▶ _Short task_
Below you will find a set of lines. Repeat them all exactly.

▶ _Task input_
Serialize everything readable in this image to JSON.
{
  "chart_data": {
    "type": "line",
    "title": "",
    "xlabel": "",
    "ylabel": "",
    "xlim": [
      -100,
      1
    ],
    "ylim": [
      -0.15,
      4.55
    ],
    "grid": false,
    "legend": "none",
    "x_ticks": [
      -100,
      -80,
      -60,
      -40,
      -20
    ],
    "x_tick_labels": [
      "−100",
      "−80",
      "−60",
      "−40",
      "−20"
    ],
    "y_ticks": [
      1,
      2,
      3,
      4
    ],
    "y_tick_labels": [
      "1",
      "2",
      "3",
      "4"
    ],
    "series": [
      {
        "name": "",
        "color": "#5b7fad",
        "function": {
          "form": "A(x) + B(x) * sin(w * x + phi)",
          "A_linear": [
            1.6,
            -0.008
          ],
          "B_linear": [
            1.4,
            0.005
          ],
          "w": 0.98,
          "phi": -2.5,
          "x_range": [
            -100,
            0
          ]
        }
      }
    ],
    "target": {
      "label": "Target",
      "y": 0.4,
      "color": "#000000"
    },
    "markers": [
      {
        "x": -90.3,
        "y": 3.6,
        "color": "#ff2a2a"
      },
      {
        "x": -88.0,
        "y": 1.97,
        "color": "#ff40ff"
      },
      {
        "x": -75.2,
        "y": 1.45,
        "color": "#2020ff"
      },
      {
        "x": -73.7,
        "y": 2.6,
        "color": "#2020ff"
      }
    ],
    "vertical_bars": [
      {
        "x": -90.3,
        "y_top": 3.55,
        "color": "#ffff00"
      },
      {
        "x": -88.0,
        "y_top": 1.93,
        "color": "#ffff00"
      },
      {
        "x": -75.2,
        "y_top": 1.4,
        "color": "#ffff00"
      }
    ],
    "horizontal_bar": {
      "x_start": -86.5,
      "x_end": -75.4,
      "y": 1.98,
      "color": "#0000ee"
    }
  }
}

▶ _Exercise answer_
Serialize everything readable in this image to JSON.
{
  "chart_data": {
    "type": "line",
    "title": "",
    "xlabel": "",
    "ylabel": "",
    "xlim": [
      -100,
      1
    ],
    "ylim": [
      -0.15,
      4.55
    ],
    "grid": false,
    "legend": "none",
    "x_ticks": [
      -100,
      -80,
      -60,
      -40,
      -20
    ],
    "x_tick_labels": [
      "−100",
      "−80",
      "−60",
      "−40",
      "−20"
    ],
    "y_ticks": [
      1,
      2,
      3,
      4
    ],
    "y_tick_labels": [
      "1",
      "2",
      "3",
      "4"
    ],
    "series": [
      {
        "name": "",
        "color": "#5b7fad",
        "function": {
          "form": "A(x) + B(x) * sin(w * x + phi)",
          "A_linear": [
            1.6,
            -0.008
          ],
          "B_linear": [
            1.4,
            0.005
          ],
          "w": 0.98,
          "phi": -2.5,
          "x_range": [
            -100,
            0
          ]
        }
      }
    ],
    "target": {
      "label": "Target",
      "y": 0.4,
      "color": "#000000"
    },
    "markers": [
      {
        "x": -90.3,
        "y": 3.6,
        "color": "#ff2a2a"
      },
      {
        "x": -88.0,
        "y": 1.97,
        "color": "#ff40ff"
      },
      {
        "x": -75.2,
        "y": 1.45,
        "color": "#2020ff"
      },
      {
        "x": -73.7,
        "y": 2.6,
        "color": "#2020ff"
      }
    ],
    "vertical_bars": [
      {
        "x": -90.3,
        "y_top": 3.55,
        "color": "#ffff00"
      },
      {
        "x": -88.0,
        "y_top": 1.93,
        "color": "#ffff00"
      },
      {
        "x": -75.2,
        "y_top": 1.4,
        "color": "#ffff00"
      }
    ],
    "horizontal_bar": {
      "x_start": -86.5,
      "x_end": -75.4,
      "y": 1.98,
      "color": "#0000ee"
    }
  }
}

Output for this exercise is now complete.